The request = Locate every line that holds the string "Deutsch" and copy it.

Supplied material =
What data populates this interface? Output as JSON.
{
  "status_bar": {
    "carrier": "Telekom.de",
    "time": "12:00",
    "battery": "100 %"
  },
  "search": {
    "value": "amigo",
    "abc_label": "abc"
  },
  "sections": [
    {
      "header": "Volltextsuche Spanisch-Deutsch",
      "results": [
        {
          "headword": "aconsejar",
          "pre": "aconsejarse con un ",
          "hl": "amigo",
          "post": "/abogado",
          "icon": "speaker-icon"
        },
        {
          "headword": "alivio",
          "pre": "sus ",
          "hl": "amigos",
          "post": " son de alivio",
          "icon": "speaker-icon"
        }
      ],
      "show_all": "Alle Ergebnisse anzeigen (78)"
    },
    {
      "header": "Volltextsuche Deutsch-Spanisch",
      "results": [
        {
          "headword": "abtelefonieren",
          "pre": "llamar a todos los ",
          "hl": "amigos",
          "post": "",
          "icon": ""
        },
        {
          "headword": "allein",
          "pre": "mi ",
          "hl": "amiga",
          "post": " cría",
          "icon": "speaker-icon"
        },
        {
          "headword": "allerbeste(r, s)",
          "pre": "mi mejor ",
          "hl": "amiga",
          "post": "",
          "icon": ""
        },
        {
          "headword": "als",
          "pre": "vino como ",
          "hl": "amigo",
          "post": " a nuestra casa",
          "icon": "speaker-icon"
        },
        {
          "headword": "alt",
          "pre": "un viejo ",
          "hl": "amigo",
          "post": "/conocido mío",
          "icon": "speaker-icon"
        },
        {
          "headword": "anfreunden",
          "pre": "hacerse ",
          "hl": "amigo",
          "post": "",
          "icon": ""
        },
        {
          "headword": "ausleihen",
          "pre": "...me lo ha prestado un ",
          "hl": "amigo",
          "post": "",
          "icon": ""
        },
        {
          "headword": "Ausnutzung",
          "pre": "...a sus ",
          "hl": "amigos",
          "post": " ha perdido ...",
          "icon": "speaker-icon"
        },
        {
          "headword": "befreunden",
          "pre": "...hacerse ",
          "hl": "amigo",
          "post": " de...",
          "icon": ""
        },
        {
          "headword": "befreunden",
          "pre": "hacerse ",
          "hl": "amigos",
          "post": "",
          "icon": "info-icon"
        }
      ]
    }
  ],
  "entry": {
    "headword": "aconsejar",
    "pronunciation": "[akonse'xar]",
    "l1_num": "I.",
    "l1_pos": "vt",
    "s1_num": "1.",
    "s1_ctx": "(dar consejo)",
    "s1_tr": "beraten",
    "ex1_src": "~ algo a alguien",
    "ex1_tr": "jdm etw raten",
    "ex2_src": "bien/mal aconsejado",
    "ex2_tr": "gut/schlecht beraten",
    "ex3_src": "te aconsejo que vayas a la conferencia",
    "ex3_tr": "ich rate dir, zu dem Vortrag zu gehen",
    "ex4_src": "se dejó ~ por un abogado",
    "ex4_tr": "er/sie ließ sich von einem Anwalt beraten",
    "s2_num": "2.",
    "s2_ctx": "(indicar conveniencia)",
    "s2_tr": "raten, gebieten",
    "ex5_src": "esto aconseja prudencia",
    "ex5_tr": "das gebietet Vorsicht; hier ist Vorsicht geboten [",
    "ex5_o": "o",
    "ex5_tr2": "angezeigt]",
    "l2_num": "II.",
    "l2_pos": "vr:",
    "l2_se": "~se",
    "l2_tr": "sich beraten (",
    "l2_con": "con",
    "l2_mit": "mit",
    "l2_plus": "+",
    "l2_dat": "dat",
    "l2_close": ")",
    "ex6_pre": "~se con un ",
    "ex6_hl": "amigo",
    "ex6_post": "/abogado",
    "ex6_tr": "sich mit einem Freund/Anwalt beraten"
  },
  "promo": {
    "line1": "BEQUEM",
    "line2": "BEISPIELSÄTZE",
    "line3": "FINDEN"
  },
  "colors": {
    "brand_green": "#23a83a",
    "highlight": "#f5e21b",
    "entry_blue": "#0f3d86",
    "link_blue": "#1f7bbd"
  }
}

Solution to this task =
      "header": "Volltextsuche Spanisch-Deutsch",
      "header": "Volltextsuche Deutsch-Spanisch",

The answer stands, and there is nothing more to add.